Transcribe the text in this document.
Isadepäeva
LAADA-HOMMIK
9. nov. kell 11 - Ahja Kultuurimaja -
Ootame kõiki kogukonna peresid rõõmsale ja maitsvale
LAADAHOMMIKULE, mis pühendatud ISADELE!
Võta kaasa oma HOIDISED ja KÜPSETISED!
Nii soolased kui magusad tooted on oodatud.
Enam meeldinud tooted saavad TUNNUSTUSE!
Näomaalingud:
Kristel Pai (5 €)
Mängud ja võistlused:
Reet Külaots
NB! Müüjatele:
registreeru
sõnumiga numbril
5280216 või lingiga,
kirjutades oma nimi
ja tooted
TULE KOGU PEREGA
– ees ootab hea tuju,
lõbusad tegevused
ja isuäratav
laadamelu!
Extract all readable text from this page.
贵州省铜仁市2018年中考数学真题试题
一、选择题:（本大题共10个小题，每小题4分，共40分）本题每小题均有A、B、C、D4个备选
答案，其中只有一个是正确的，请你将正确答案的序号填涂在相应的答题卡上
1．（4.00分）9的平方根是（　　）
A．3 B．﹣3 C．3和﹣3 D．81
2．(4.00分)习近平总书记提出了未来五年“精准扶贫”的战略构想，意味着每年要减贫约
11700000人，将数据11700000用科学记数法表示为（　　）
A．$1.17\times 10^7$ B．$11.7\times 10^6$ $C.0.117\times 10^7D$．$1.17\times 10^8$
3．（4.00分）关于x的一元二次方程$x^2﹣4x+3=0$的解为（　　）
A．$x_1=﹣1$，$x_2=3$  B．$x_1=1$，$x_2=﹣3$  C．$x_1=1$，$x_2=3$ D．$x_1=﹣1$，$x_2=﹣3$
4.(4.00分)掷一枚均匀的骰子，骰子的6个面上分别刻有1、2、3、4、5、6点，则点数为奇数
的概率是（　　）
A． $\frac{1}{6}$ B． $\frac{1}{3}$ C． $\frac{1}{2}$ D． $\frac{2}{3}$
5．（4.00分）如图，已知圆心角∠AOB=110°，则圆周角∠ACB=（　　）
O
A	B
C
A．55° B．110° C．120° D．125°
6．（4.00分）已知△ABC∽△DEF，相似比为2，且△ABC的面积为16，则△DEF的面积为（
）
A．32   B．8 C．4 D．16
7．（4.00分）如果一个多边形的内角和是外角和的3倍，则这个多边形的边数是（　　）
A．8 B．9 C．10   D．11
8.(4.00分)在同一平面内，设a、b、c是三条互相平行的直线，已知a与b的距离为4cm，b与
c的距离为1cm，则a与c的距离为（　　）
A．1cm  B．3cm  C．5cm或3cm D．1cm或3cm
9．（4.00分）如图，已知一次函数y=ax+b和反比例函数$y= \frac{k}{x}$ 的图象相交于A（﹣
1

TASK TO CARRY OUT - Everything in the listing above should be restated exactly.

RESPONSE -
Transcribe the text in this document.
Isadepäeva
LAADA-HOMMIK
9. nov. kell 11 - Ahja Kultuurimaja -
Ootame kõiki kogukonna peresid rõõmsale ja maitsvale
LAADAHOMMIKULE, mis pühendatud ISADELE!
Võta kaasa oma HOIDISED ja KÜPSETISED!
Nii soolased kui magusad tooted on oodatud.
Enam meeldinud tooted saavad TUNNUSTUSE!
Näomaalingud:
Kristel Pai (5 €)
Mängud ja võistlused:
Reet Külaots
NB! Müüjatele:
registreeru
sõnumiga numbril
5280216 või lingiga,
kirjutades oma nimi
ja tooted
TULE KOGU PEREGA
– ees ootab hea tuju,
lõbusad tegevused
ja isuäratav
laadamelu!
Extract all readable text from this page.
贵州省铜仁市2018年中考数学真题试题
一、选择题:（本大题共10个小题，每小题4分，共40分）本题每小题均有A、B、C、D4个备选
答案，其中只有一个是正确的，请你将正确答案的序号填涂在相应的答题卡上
1．（4.00分）9的平方根是（　　）
A．3 B．﹣3 C．3和﹣3 D．81
2．(4.00分)习近平总书记提出了未来五年“精准扶贫”的战略构想，意味着每年要减贫约
11700000人，将数据11700000用科学记数法表示为（　　）
A．$1.17\times 10^7$ B．$11.7\times 10^6$ $C.0.117\times 10^7D$．$1.17\times 10^8$
3．（4.00分）关于x的一元二次方程$x^2﹣4x+3=0$的解为（　　）
A．$x_1=﹣1$，$x_2=3$  B．$x_1=1$，$x_2=﹣3$  C．$x_1=1$，$x_2=3$ D．$x_1=﹣1$，$x_2=﹣3$
4.(4.00分)掷一枚均匀的骰子，骰子的6个面上分别刻有1、2、3、4、5、6点，则点数为奇数
的概率是（　　）
A． $\frac{1}{6}$ B． $\frac{1}{3}$ C． $\frac{1}{2}$ D． $\frac{2}{3}$
5．（4.00分）如图，已知圆心角∠AOB=110°，则圆周角∠ACB=（　　）
O
A	B
C
A．55° B．110° C．120° D．125°
6．（4.00分）已知△ABC∽△DEF，相似比为2，且△ABC的面积为16，则△DEF的面积为（
）
A．32   B．8 C．4 D．16
7．（4.00分）如果一个多边形的内角和是外角和的3倍，则这个多边形的边数是（　　）
A．8 B．9 C．10   D．11
8.(4.00分)在同一平面内，设a、b、c是三条互相平行的直线，已知a与b的距离为4cm，b与
c的距离为1cm，则a与c的距离为（　　）
A．1cm  B．3cm  C．5cm或3cm D．1cm或3cm
9．（4.00分）如图，已知一次函数y=ax+b和反比例函数$y= \frac{k}{x}$ 的图象相交于A（﹣
1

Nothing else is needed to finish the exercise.